++++ Records to process ++++
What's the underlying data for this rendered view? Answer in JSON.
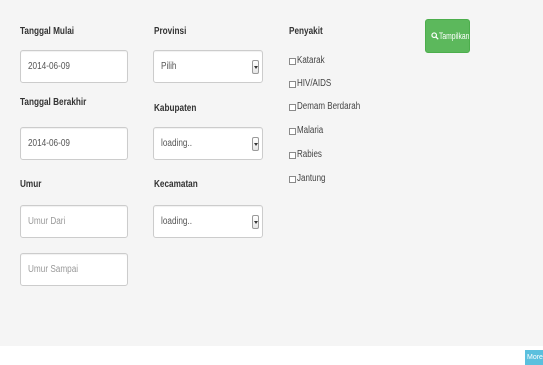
{
  "filters": {
    "start_date": {
      "label": "Tanggal Mulai",
      "value": "2014-06-09"
    },
    "end_date": {
      "label": "Tanggal Berakhir",
      "value": "2014-06-09"
    },
    "age": {
      "label": "Umur",
      "from_placeholder": "Umur Dari",
      "to_placeholder": "Umur Sampai"
    },
    "province": {
      "label": "Provinsi",
      "selected": "Pilih"
    },
    "regency": {
      "label": "Kabupaten",
      "selected": "loading.."
    },
    "district": {
      "label": "Kecamatan",
      "selected": "loading.."
    },
    "disease": {
      "label": "Penyakit",
      "options": [
        "Katarak",
        "HIV/AIDS",
        "Demam Berdarah",
        "Malaria",
        "Rabies",
        "Jantung"
      ]
    }
  },
  "actions": {
    "show_button": {
      "label": "Tampilkan",
      "icon": "search-icon",
      "color": "#5cb85c"
    },
    "corner_button": {
      "label": "More",
      "color": "#5bc0de"
    }
  }
}
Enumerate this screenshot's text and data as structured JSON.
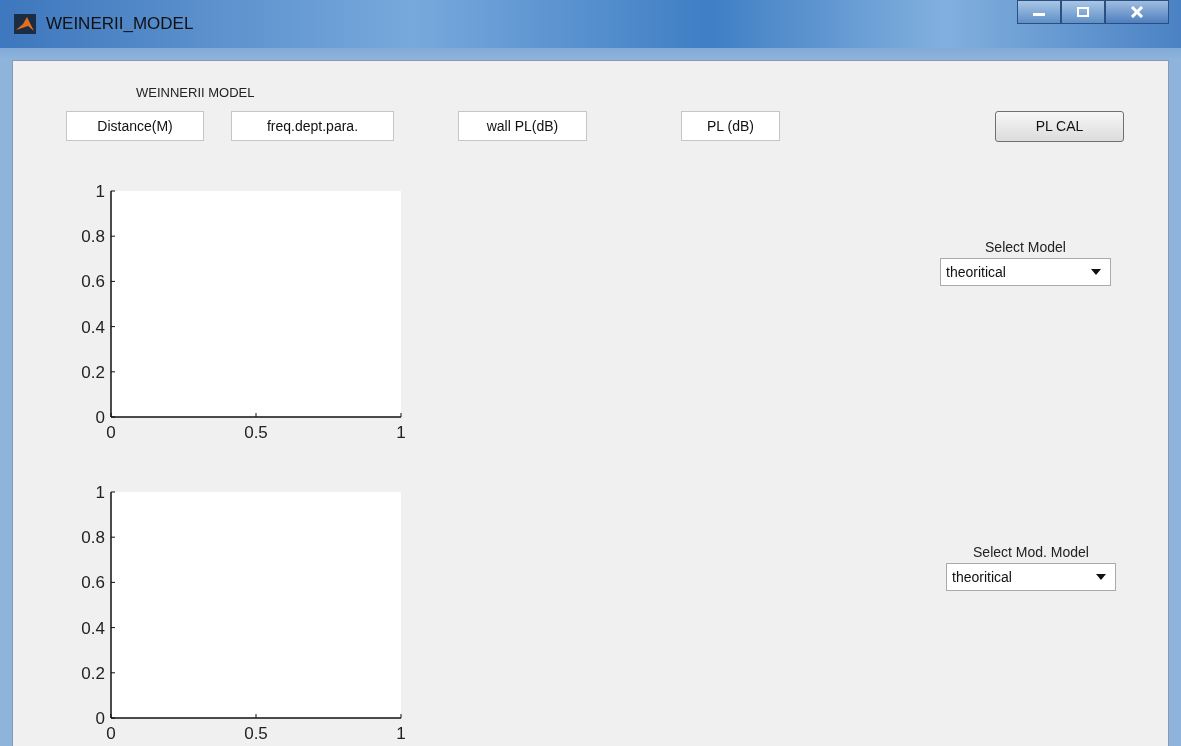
{
  "window": {
    "title": "WEINERII_MODEL"
  },
  "heading": "WEINNERII MODEL",
  "fields": [
    {
      "value": "Distance(M)"
    },
    {
      "value": "freq.dept.para."
    },
    {
      "value": "wall PL(dB)"
    },
    {
      "value": "PL (dB)"
    }
  ],
  "button": {
    "label": "PL CAL"
  },
  "panels": [
    {
      "chart_data": {
        "type": "line",
        "xlim": [
          0,
          1
        ],
        "ylim": [
          0,
          1
        ],
        "xticks": [
          0,
          0.5,
          1
        ],
        "yticks": [
          0,
          0.2,
          0.4,
          0.6,
          0.8,
          1
        ]
      },
      "select": {
        "label": "Select Model",
        "value": "theoritical"
      }
    },
    {
      "chart_data": {
        "type": "line",
        "xlim": [
          0,
          1
        ],
        "ylim": [
          0,
          1
        ],
        "xticks": [
          0,
          0.5,
          1
        ],
        "yticks": [
          0,
          0.2,
          0.4,
          0.6,
          0.8,
          1
        ]
      },
      "select": {
        "label": "Select Mod. Model",
        "value": "theoritical"
      }
    }
  ]
}
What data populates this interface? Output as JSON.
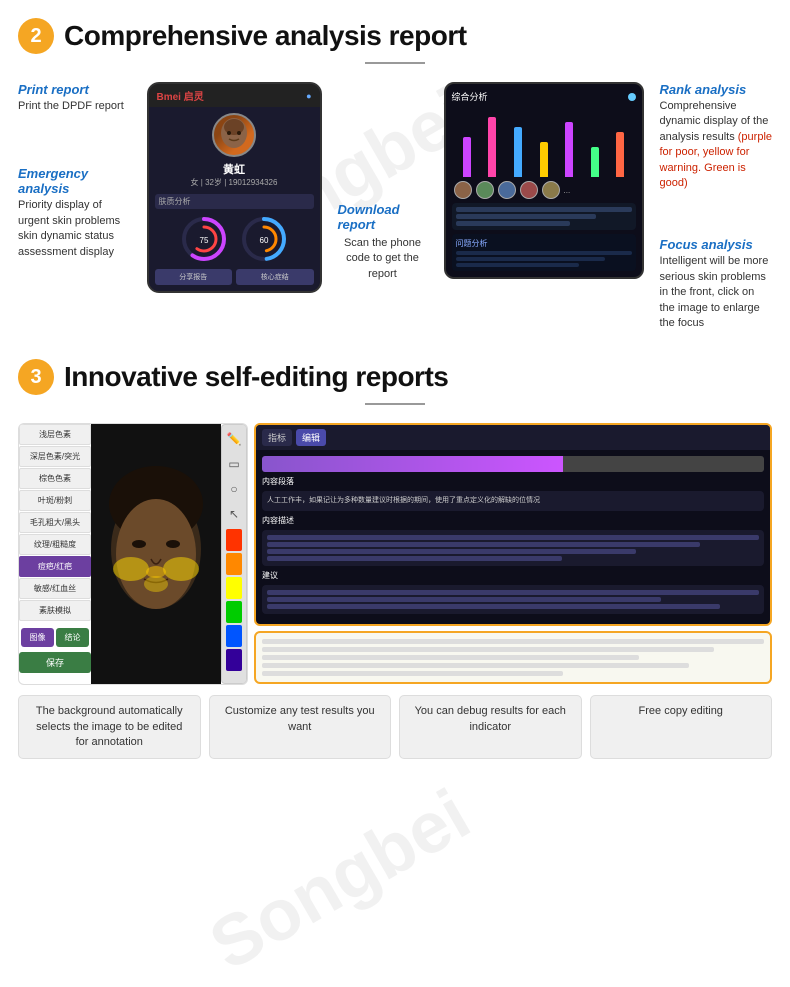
{
  "section1": {
    "number": "2",
    "title": "Comprehensive analysis report",
    "annotations_left": [
      {
        "label": "Print report",
        "text": "Print the DPDF report"
      },
      {
        "label": "Emergency analysis",
        "text": "Priority display of urgent skin problems skin dynamic status assessment display"
      }
    ],
    "annotations_middle": {
      "label": "Download report",
      "text": "Scan the phone code to get the report"
    },
    "annotations_right": [
      {
        "label": "Rank analysis",
        "text": "Comprehensive dynamic display of the analysis results ",
        "highlight": "(purple for poor, yellow for warning. Green is good)"
      },
      {
        "label": "Focus analysis",
        "text": "Intelligent will be more serious skin problems in the front, click on the image to enlarge the focus"
      }
    ],
    "phone_name": "黄虹",
    "watermark": "Songbei"
  },
  "section2": {
    "number": "3",
    "title": "Innovative self-editing reports",
    "sidebar_items": [
      {
        "label": "浅层色素",
        "active": false
      },
      {
        "label": "深层色素/突光",
        "active": false
      },
      {
        "label": "棕色色素",
        "active": false
      },
      {
        "label": "叶斑/粉刺",
        "active": false
      },
      {
        "label": "毛孔粗大/黑头",
        "active": false
      },
      {
        "label": "纹理/粗糙度",
        "active": false
      },
      {
        "label": "痘疤/红疤",
        "active": true
      },
      {
        "label": "敏感/红血丝",
        "active": false
      },
      {
        "label": "素肤模拟",
        "active": false
      }
    ],
    "right_tabs": [
      "图像",
      "结论"
    ],
    "active_tab": "图像",
    "save_btn": "保存",
    "editor_tabs": [
      "",
      ""
    ],
    "captions": [
      "The background automatically selects the image to be edited for annotation",
      "Customize any test results you want",
      "You can debug results for each indicator",
      "Free copy editing"
    ],
    "colors": [
      "#ff3300",
      "#ff8800",
      "#ffff00",
      "#00cc00",
      "#0055ff",
      "#330099"
    ],
    "report_labels": [
      "内容段落",
      "内容描述",
      "建议"
    ]
  }
}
++++
## What to work on
Using the listing, collect all lines in which the string "value" is found.

## Output below
      "value": "2014-06-09"
      "value": "2014-06-09"
      "value": "Distance(M)"
      "value": "freq.dept.para."
      "value": "wall PL(dB)"
      "value": "PL (dB)"
        "value": "theoritical"
        "value": "theoritical"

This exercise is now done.